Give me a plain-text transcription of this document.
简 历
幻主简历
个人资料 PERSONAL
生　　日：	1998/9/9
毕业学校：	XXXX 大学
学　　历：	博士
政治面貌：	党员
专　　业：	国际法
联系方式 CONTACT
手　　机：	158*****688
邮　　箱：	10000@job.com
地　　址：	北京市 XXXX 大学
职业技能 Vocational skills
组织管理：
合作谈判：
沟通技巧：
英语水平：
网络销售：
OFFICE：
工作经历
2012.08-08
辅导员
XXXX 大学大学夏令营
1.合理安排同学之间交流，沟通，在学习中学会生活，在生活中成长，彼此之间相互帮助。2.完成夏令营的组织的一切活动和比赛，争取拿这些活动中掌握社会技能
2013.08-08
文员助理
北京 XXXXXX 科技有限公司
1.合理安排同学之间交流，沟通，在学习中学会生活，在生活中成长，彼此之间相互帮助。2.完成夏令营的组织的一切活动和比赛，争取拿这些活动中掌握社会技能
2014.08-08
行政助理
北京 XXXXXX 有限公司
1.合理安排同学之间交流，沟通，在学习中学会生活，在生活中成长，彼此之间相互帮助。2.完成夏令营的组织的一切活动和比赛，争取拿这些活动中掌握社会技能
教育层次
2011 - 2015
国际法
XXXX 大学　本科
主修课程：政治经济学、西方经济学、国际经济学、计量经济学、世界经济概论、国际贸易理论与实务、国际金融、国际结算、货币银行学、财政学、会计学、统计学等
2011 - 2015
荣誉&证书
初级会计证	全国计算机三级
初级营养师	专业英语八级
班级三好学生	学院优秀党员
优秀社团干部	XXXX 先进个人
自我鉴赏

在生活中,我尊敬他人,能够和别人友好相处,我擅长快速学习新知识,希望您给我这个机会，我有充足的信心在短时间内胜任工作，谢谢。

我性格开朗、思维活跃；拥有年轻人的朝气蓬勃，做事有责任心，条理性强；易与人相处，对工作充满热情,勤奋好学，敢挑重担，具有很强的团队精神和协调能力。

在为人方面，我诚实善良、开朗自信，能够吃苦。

Written request. Write out every line of the records exactly.

Task answer.
Give me a plain-text transcription of this document.
简 历
幻主简历
个人资料 PERSONAL
生　　日：	1998/9/9
毕业学校：	XXXX 大学
学　　历：	博士
政治面貌：	党员
专　　业：	国际法
联系方式 CONTACT
手　　机：	158*****688
邮　　箱：	10000@job.com
地　　址：	北京市 XXXX 大学
职业技能 Vocational skills
组织管理：
合作谈判：
沟通技巧：
英语水平：
网络销售：
OFFICE：
工作经历
2012.08-08
辅导员
XXXX 大学大学夏令营
1.合理安排同学之间交流，沟通，在学习中学会生活，在生活中成长，彼此之间相互帮助。2.完成夏令营的组织的一切活动和比赛，争取拿这些活动中掌握社会技能
2013.08-08
文员助理
北京 XXXXXX 科技有限公司
1.合理安排同学之间交流，沟通，在学习中学会生活，在生活中成长，彼此之间相互帮助。2.完成夏令营的组织的一切活动和比赛，争取拿这些活动中掌握社会技能
2014.08-08
行政助理
北京 XXXXXX 有限公司
1.合理安排同学之间交流，沟通，在学习中学会生活，在生活中成长，彼此之间相互帮助。2.完成夏令营的组织的一切活动和比赛，争取拿这些活动中掌握社会技能
教育层次
2011 - 2015
国际法
XXXX 大学　本科
主修课程：政治经济学、西方经济学、国际经济学、计量经济学、世界经济概论、国际贸易理论与实务、国际金融、国际结算、货币银行学、财政学、会计学、统计学等
2011 - 2015
荣誉&证书
初级会计证	全国计算机三级
初级营养师	专业英语八级
班级三好学生	学院优秀党员
优秀社团干部	XXXX 先进个人
自我鉴赏

在生活中,我尊敬他人,能够和别人友好相处,我擅长快速学习新知识,希望您给我这个机会，我有充足的信心在短时间内胜任工作，谢谢。

我性格开朗、思维活跃；拥有年轻人的朝气蓬勃，做事有责任心，条理性强；易与人相处，对工作充满热情,勤奋好学，敢挑重担，具有很强的团队精神和协调能力。

在为人方面，我诚实善良、开朗自信，能够吃苦。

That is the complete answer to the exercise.